• _EXERCISE MATERIALS_:
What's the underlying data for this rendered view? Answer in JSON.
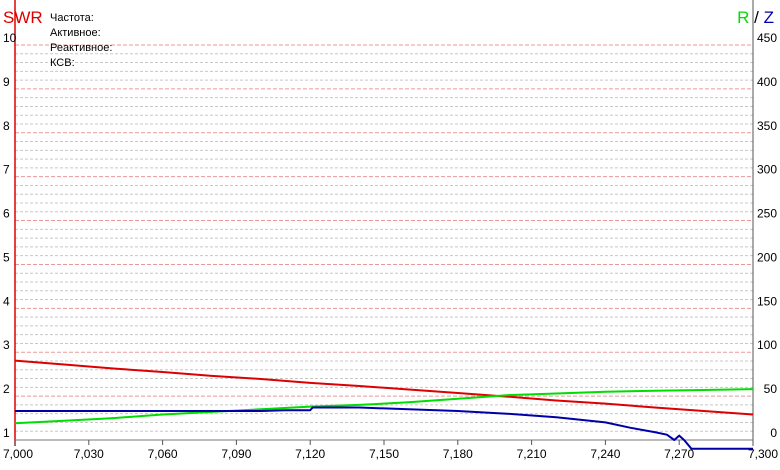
{
  "chart_data": {
    "type": "line",
    "header": {
      "swr_label": "SWR",
      "r_label": "R",
      "slash": " / ",
      "z_label": "Z"
    },
    "info_labels": [
      "Частота:",
      "Активное:",
      "Реактивное:",
      "КСВ:"
    ],
    "x_axis": {
      "range": [
        7000,
        7300
      ],
      "ticks": [
        7000,
        7030,
        7060,
        7090,
        7120,
        7150,
        7180,
        7210,
        7240,
        7270,
        7300
      ],
      "tick_labels": [
        "7,000",
        "7,030",
        "7,060",
        "7,090",
        "7,120",
        "7,150",
        "7,180",
        "7,210",
        "7,240",
        "7,270",
        "7,300"
      ]
    },
    "y_left": {
      "name": "SWR",
      "range": [
        1,
        10
      ],
      "ticks": [
        1,
        2,
        3,
        4,
        5,
        6,
        7,
        8,
        9,
        10
      ],
      "tick_labels": [
        "1",
        "2",
        "3",
        "4",
        "5",
        "6",
        "7",
        "8",
        "9",
        "10"
      ]
    },
    "y_right": {
      "name": "R / Z",
      "range": [
        0,
        450
      ],
      "ticks": [
        0,
        50,
        100,
        150,
        200,
        250,
        300,
        350,
        400,
        450
      ],
      "tick_labels": [
        "0",
        "50",
        "100",
        "150",
        "200",
        "250",
        "300",
        "350",
        "400",
        "450"
      ]
    },
    "grid": true,
    "colors": {
      "swr": "#dd0000",
      "r": "#00dd00",
      "z": "#0000aa",
      "grid_major": "#e89a9a",
      "grid_minor": "#c8c8c8",
      "axis_left": "#dd0000",
      "axis_right": "#555555",
      "slash": "#000000"
    },
    "series": [
      {
        "key": "swr",
        "axis": "left",
        "x": [
          7000,
          7020,
          7040,
          7060,
          7080,
          7100,
          7120,
          7140,
          7160,
          7180,
          7200,
          7220,
          7240,
          7260,
          7280,
          7300
        ],
        "values": [
          2.81,
          2.72,
          2.63,
          2.55,
          2.46,
          2.39,
          2.3,
          2.23,
          2.15,
          2.07,
          1.99,
          1.9,
          1.83,
          1.74,
          1.66,
          1.58
        ]
      },
      {
        "key": "r",
        "axis": "right",
        "x": [
          7000,
          7020,
          7040,
          7060,
          7080,
          7100,
          7120,
          7140,
          7160,
          7180,
          7200,
          7220,
          7240,
          7260,
          7280,
          7300
        ],
        "values": [
          19,
          22,
          25,
          29,
          32,
          35,
          38,
          40,
          43,
          47,
          51,
          53,
          55,
          56,
          57,
          58
        ]
      },
      {
        "key": "z",
        "axis": "right",
        "x": [
          7000,
          7020,
          7040,
          7060,
          7080,
          7100,
          7110,
          7120,
          7121,
          7140,
          7160,
          7180,
          7200,
          7220,
          7240,
          7250,
          7260,
          7265,
          7268,
          7270,
          7272,
          7275,
          7280,
          7300
        ],
        "values": [
          33,
          33,
          33,
          33,
          33,
          33,
          34,
          34,
          37,
          37,
          35,
          33,
          30,
          26,
          20,
          14,
          9,
          6,
          0,
          5,
          0,
          -10,
          -10,
          -10
        ]
      }
    ]
  }
}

• _EXERCISE BRIEF_: Copy out all of the data word for word. Do not carry over any picture.

• _COMPLETED EXERCISE_:
What's the underlying data for this rendered view? Answer in JSON.
{
  "chart_data": {
    "type": "line",
    "header": {
      "swr_label": "SWR",
      "r_label": "R",
      "slash": " / ",
      "z_label": "Z"
    },
    "info_labels": [
      "Частота:",
      "Активное:",
      "Реактивное:",
      "КСВ:"
    ],
    "x_axis": {
      "range": [
        7000,
        7300
      ],
      "ticks": [
        7000,
        7030,
        7060,
        7090,
        7120,
        7150,
        7180,
        7210,
        7240,
        7270,
        7300
      ],
      "tick_labels": [
        "7,000",
        "7,030",
        "7,060",
        "7,090",
        "7,120",
        "7,150",
        "7,180",
        "7,210",
        "7,240",
        "7,270",
        "7,300"
      ]
    },
    "y_left": {
      "name": "SWR",
      "range": [
        1,
        10
      ],
      "ticks": [
        1,
        2,
        3,
        4,
        5,
        6,
        7,
        8,
        9,
        10
      ],
      "tick_labels": [
        "1",
        "2",
        "3",
        "4",
        "5",
        "6",
        "7",
        "8",
        "9",
        "10"
      ]
    },
    "y_right": {
      "name": "R / Z",
      "range": [
        0,
        450
      ],
      "ticks": [
        0,
        50,
        100,
        150,
        200,
        250,
        300,
        350,
        400,
        450
      ],
      "tick_labels": [
        "0",
        "50",
        "100",
        "150",
        "200",
        "250",
        "300",
        "350",
        "400",
        "450"
      ]
    },
    "grid": true,
    "colors": {
      "swr": "#dd0000",
      "r": "#00dd00",
      "z": "#0000aa",
      "grid_major": "#e89a9a",
      "grid_minor": "#c8c8c8",
      "axis_left": "#dd0000",
      "axis_right": "#555555",
      "slash": "#000000"
    },
    "series": [
      {
        "key": "swr",
        "axis": "left",
        "x": [
          7000,
          7020,
          7040,
          7060,
          7080,
          7100,
          7120,
          7140,
          7160,
          7180,
          7200,
          7220,
          7240,
          7260,
          7280,
          7300
        ],
        "values": [
          2.81,
          2.72,
          2.63,
          2.55,
          2.46,
          2.39,
          2.3,
          2.23,
          2.15,
          2.07,
          1.99,
          1.9,
          1.83,
          1.74,
          1.66,
          1.58
        ]
      },
      {
        "key": "r",
        "axis": "right",
        "x": [
          7000,
          7020,
          7040,
          7060,
          7080,
          7100,
          7120,
          7140,
          7160,
          7180,
          7200,
          7220,
          7240,
          7260,
          7280,
          7300
        ],
        "values": [
          19,
          22,
          25,
          29,
          32,
          35,
          38,
          40,
          43,
          47,
          51,
          53,
          55,
          56,
          57,
          58
        ]
      },
      {
        "key": "z",
        "axis": "right",
        "x": [
          7000,
          7020,
          7040,
          7060,
          7080,
          7100,
          7110,
          7120,
          7121,
          7140,
          7160,
          7180,
          7200,
          7220,
          7240,
          7250,
          7260,
          7265,
          7268,
          7270,
          7272,
          7275,
          7280,
          7300
        ],
        "values": [
          33,
          33,
          33,
          33,
          33,
          33,
          34,
          34,
          37,
          37,
          35,
          33,
          30,
          26,
          20,
          14,
          9,
          6,
          0,
          5,
          0,
          -10,
          -10,
          -10
        ]
      }
    ]
  }
}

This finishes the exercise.